Write out all of the data exactly as it appears.
##### DATASET ROWS #####
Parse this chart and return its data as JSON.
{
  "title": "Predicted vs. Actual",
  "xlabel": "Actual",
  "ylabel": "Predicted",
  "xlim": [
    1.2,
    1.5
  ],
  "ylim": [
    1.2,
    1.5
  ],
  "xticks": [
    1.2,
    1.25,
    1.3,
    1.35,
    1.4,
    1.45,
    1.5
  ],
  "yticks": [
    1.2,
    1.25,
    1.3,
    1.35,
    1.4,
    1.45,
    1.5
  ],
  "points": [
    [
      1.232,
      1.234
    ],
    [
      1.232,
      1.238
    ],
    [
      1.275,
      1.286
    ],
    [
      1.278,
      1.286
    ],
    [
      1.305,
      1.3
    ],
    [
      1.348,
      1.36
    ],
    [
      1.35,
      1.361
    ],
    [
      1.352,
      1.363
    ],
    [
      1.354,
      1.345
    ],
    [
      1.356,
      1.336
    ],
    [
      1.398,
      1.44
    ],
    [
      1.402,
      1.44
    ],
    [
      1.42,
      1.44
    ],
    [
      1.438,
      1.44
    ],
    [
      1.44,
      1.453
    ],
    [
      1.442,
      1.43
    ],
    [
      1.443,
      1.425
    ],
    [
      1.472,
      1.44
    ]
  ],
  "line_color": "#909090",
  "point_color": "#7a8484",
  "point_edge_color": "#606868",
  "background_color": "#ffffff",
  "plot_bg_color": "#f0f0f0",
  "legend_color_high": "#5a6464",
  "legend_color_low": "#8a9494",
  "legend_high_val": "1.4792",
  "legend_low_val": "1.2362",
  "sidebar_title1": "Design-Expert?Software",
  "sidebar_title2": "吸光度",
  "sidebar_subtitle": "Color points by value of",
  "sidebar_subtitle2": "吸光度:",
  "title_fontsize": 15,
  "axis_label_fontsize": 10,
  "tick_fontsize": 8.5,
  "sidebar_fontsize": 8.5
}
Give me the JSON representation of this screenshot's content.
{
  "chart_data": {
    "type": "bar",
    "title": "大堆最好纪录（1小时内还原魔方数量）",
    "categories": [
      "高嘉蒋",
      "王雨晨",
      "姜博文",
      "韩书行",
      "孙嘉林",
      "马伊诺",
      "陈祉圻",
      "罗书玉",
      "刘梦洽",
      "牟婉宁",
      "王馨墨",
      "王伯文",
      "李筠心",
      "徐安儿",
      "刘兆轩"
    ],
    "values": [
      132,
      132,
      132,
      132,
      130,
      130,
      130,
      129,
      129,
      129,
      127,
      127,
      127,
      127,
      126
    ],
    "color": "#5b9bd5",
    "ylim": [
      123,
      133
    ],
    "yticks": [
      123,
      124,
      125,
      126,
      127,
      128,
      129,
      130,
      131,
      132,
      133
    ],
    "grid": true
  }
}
#####
FINISHED TASK:
Parse this chart and return its data as JSON.
{
  "title": "Predicted vs. Actual",
  "xlabel": "Actual",
  "ylabel": "Predicted",
  "xlim": [
    1.2,
    1.5
  ],
  "ylim": [
    1.2,
    1.5
  ],
  "xticks": [
    1.2,
    1.25,
    1.3,
    1.35,
    1.4,
    1.45,
    1.5
  ],
  "yticks": [
    1.2,
    1.25,
    1.3,
    1.35,
    1.4,
    1.45,
    1.5
  ],
  "points": [
    [
      1.232,
      1.234
    ],
    [
      1.232,
      1.238
    ],
    [
      1.275,
      1.286
    ],
    [
      1.278,
      1.286
    ],
    [
      1.305,
      1.3
    ],
    [
      1.348,
      1.36
    ],
    [
      1.35,
      1.361
    ],
    [
      1.352,
      1.363
    ],
    [
      1.354,
      1.345
    ],
    [
      1.356,
      1.336
    ],
    [
      1.398,
      1.44
    ],
    [
      1.402,
      1.44
    ],
    [
      1.42,
      1.44
    ],
    [
      1.438,
      1.44
    ],
    [
      1.44,
      1.453
    ],
    [
      1.442,
      1.43
    ],
    [
      1.443,
      1.425
    ],
    [
      1.472,
      1.44
    ]
  ],
  "line_color": "#909090",
  "point_color": "#7a8484",
  "point_edge_color": "#606868",
  "background_color": "#ffffff",
  "plot_bg_color": "#f0f0f0",
  "legend_color_high": "#5a6464",
  "legend_color_low": "#8a9494",
  "legend_high_val": "1.4792",
  "legend_low_val": "1.2362",
  "sidebar_title1": "Design-Expert?Software",
  "sidebar_title2": "吸光度",
  "sidebar_subtitle": "Color points by value of",
  "sidebar_subtitle2": "吸光度:",
  "title_fontsize": 15,
  "axis_label_fontsize": 10,
  "tick_fontsize": 8.5,
  "sidebar_fontsize": 8.5
}
Give me the JSON representation of this screenshot's content.
{
  "chart_data": {
    "type": "bar",
    "title": "大堆最好纪录（1小时内还原魔方数量）",
    "categories": [
      "高嘉蒋",
      "王雨晨",
      "姜博文",
      "韩书行",
      "孙嘉林",
      "马伊诺",
      "陈祉圻",
      "罗书玉",
      "刘梦洽",
      "牟婉宁",
      "王馨墨",
      "王伯文",
      "李筠心",
      "徐安儿",
      "刘兆轩"
    ],
    "values": [
      132,
      132,
      132,
      132,
      130,
      130,
      130,
      129,
      129,
      129,
      127,
      127,
      127,
      127,
      126
    ],
    "color": "#5b9bd5",
    "ylim": [
      123,
      133
    ],
    "yticks": [
      123,
      124,
      125,
      126,
      127,
      128,
      129,
      130,
      131,
      132,
      133
    ],
    "grid": true
  }
}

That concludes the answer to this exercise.